THE TASK: Quote exactly, and only, the lines from the one with "Read this page and output its text content." through the end of the listing.

INPUT ROWS:
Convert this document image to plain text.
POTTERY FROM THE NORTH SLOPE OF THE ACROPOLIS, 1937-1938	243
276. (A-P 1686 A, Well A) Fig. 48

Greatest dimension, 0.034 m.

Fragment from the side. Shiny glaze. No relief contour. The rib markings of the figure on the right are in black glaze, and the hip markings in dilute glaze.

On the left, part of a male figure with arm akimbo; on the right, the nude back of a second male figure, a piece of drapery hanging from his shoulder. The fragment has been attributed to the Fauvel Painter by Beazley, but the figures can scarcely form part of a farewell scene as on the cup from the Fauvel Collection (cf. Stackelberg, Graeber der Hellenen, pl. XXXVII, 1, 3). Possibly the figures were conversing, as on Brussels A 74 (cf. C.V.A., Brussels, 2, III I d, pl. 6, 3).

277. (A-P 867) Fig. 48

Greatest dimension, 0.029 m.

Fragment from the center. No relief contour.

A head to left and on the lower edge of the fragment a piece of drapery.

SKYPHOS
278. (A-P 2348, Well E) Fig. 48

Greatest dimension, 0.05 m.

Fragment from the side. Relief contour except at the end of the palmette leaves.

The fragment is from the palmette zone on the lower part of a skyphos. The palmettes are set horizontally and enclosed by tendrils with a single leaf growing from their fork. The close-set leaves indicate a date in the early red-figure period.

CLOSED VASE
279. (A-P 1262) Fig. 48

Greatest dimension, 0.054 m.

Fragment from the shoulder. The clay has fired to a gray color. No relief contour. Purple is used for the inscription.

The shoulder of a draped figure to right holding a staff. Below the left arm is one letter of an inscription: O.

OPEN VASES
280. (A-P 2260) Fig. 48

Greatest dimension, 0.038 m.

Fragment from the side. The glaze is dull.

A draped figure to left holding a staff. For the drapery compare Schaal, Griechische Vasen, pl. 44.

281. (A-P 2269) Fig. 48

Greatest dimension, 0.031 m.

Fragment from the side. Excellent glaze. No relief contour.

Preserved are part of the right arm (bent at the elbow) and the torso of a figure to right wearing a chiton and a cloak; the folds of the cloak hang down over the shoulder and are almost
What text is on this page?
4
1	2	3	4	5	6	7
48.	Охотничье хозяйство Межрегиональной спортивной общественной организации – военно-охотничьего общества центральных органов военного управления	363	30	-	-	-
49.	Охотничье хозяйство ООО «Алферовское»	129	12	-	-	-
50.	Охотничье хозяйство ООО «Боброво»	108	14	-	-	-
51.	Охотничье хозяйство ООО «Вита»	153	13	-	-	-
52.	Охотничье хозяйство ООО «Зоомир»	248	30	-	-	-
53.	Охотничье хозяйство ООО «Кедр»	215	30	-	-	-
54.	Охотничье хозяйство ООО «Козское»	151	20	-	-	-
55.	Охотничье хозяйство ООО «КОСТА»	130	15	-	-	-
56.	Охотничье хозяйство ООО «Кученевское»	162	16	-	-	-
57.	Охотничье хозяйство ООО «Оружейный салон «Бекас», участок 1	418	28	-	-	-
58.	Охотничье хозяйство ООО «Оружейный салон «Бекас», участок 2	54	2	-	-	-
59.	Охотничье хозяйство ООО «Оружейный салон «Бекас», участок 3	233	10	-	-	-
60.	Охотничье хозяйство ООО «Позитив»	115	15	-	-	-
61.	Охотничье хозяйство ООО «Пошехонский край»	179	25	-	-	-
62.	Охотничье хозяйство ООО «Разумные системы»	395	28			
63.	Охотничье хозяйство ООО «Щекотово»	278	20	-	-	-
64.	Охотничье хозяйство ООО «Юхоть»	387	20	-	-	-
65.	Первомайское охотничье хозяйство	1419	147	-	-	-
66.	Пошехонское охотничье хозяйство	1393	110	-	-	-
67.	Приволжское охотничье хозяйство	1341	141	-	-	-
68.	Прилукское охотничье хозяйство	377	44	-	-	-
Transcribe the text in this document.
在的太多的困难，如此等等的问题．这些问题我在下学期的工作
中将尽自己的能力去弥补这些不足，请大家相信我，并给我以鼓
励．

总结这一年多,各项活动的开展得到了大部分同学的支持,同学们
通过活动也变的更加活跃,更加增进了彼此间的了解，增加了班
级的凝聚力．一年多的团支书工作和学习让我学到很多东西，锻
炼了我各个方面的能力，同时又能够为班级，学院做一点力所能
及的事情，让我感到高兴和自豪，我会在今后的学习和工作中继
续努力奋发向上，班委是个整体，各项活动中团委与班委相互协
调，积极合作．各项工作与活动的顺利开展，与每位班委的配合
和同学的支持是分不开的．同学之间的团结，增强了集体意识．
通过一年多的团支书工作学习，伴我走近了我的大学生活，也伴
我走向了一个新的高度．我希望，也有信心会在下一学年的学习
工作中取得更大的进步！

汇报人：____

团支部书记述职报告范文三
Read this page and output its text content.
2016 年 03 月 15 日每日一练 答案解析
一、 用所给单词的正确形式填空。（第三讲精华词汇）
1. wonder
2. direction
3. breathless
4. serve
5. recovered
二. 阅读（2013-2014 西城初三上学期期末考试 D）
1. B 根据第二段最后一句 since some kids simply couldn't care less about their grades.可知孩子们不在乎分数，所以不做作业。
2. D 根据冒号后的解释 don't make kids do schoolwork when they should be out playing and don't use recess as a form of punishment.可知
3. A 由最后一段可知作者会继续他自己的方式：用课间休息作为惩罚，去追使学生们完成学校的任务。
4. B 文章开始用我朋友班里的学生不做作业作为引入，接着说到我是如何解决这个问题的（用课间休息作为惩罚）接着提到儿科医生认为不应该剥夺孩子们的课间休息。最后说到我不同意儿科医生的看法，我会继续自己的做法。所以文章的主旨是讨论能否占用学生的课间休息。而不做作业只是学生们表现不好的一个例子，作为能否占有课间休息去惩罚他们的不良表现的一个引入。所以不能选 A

WORKED ANSWER:
Read this page and output its text content.
2016 年 03 月 15 日每日一练 答案解析
一、 用所给单词的正确形式填空。（第三讲精华词汇）
1. wonder
2. direction
3. breathless
4. serve
5. recovered
二. 阅读（2013-2014 西城初三上学期期末考试 D）
1. B 根据第二段最后一句 since some kids simply couldn't care less about their grades.可知孩子们不在乎分数，所以不做作业。
2. D 根据冒号后的解释 don't make kids do schoolwork when they should be out playing and don't use recess as a form of punishment.可知
3. A 由最后一段可知作者会继续他自己的方式：用课间休息作为惩罚，去追使学生们完成学校的任务。
4. B 文章开始用我朋友班里的学生不做作业作为引入，接着说到我是如何解决这个问题的（用课间休息作为惩罚）接着提到儿科医生认为不应该剥夺孩子们的课间休息。最后说到我不同意儿科医生的看法，我会继续自己的做法。所以文章的主旨是讨论能否占用学生的课间休息。而不做作业只是学生们表现不好的一个例子，作为能否占有课间休息去惩罚他们的不良表现的一个引入。所以不能选 A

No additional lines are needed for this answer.